EXERCISE:
Read the records and write them out again exactly.

INFORMATION SHOWN:
== == ==

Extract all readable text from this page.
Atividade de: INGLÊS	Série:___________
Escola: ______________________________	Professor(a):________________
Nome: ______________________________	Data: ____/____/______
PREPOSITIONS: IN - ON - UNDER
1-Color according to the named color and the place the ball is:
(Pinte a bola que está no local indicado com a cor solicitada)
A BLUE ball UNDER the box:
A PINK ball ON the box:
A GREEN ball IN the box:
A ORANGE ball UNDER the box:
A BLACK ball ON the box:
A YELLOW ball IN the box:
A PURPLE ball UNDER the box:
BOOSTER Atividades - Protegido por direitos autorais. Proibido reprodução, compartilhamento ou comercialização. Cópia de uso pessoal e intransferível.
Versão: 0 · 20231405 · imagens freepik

== == ==

RESULT:
Extract all readable text from this page.
Atividade de: INGLÊS	Série:___________
Escola: ______________________________	Professor(a):________________
Nome: ______________________________	Data: ____/____/______
PREPOSITIONS: IN - ON - UNDER
1-Color according to the named color and the place the ball is:
(Pinte a bola que está no local indicado com a cor solicitada)
A BLUE ball UNDER the box:
A PINK ball ON the box:
A GREEN ball IN the box:
A ORANGE ball UNDER the box:
A BLACK ball ON the box:
A YELLOW ball IN the box:
A PURPLE ball UNDER the box:
BOOSTER Atividades - Protegido por direitos autorais. Proibido reprodução, compartilhamento ou comercialização. Cópia de uso pessoal e intransferível.
Versão: 0 · 20231405 · imagens freepik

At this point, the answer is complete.